---------- Data excerpts
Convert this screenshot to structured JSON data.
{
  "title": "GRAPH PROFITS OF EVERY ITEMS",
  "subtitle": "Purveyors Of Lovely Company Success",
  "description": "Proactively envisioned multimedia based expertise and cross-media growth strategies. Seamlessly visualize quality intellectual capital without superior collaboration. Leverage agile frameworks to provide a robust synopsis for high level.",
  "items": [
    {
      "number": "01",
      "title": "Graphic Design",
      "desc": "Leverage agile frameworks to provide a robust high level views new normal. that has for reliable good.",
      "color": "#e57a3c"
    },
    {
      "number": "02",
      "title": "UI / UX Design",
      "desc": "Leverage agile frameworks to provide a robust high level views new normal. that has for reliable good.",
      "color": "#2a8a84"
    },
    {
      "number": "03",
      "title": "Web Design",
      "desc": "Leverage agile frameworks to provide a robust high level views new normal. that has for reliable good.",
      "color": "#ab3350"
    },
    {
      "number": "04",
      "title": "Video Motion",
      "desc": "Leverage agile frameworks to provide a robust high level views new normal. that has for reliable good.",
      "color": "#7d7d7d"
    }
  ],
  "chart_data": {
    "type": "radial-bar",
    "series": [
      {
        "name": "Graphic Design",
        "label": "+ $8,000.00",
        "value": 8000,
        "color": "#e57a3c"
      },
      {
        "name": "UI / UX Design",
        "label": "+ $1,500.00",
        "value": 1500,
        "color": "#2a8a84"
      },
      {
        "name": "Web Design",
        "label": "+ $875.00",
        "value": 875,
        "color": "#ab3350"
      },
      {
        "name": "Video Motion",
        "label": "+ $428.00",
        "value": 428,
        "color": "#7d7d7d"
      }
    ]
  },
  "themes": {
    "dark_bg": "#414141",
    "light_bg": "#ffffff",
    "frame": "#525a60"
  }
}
--------------------
---------- Data excerpts
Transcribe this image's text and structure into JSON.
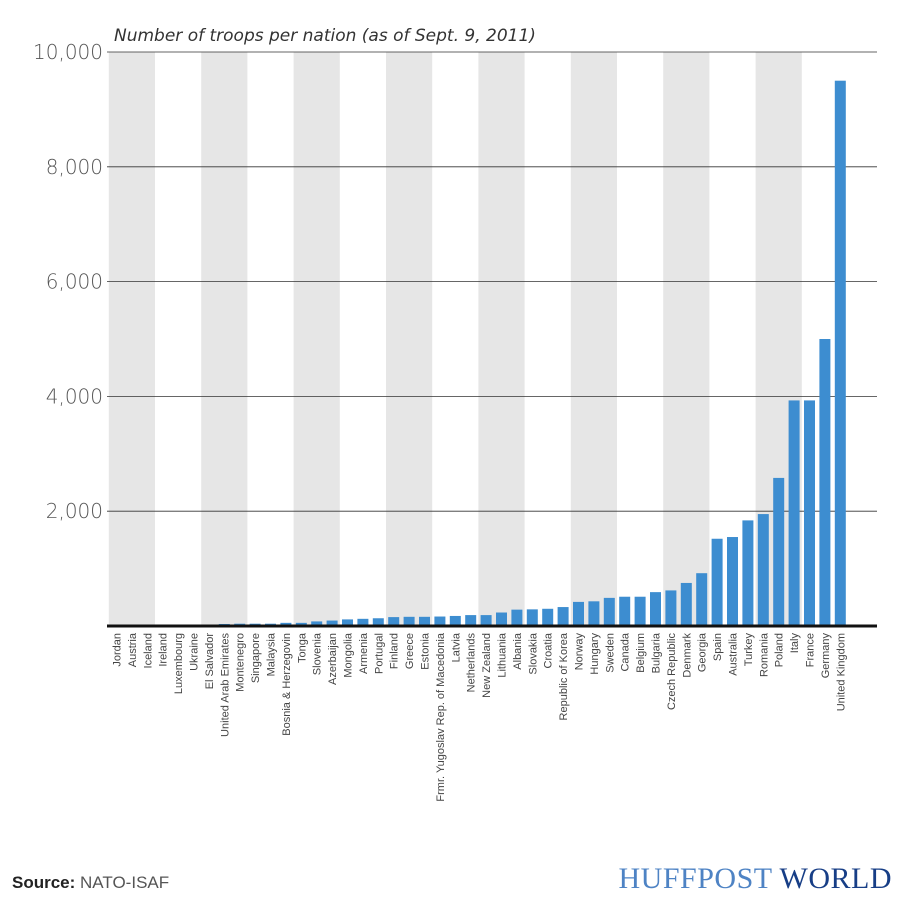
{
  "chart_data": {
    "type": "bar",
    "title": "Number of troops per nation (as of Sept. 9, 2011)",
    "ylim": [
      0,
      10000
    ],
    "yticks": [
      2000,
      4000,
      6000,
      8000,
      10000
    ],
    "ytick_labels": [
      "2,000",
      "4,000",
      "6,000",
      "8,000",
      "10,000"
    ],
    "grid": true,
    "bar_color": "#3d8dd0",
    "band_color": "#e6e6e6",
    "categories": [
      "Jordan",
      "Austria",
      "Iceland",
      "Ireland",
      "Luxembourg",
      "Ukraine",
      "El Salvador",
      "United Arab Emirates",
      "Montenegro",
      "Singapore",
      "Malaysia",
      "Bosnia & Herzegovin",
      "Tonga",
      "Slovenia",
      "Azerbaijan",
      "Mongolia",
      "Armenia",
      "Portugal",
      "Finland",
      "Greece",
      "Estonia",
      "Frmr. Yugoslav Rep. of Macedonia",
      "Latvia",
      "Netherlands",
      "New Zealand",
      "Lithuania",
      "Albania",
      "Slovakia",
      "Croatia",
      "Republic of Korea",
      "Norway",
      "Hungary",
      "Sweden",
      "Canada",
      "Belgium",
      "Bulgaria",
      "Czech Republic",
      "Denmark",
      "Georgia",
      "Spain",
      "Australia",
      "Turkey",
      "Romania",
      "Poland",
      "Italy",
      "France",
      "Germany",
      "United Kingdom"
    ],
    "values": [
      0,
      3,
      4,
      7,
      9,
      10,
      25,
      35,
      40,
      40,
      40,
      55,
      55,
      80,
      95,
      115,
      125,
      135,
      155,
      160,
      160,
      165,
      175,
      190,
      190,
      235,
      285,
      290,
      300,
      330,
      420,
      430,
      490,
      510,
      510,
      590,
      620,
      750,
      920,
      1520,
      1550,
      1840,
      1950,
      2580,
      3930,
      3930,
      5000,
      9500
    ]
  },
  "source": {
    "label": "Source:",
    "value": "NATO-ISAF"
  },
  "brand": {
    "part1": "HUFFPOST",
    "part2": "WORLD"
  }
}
--------------------
Work required -> Copy out each line that contains the word "Design".

Output of the exercise ->
      "title": "Graphic Design",
      "title": "UI / UX Design",
      "title": "Web Design",
        "name": "Graphic Design",
        "name": "UI / UX Design",
        "name": "Web Design",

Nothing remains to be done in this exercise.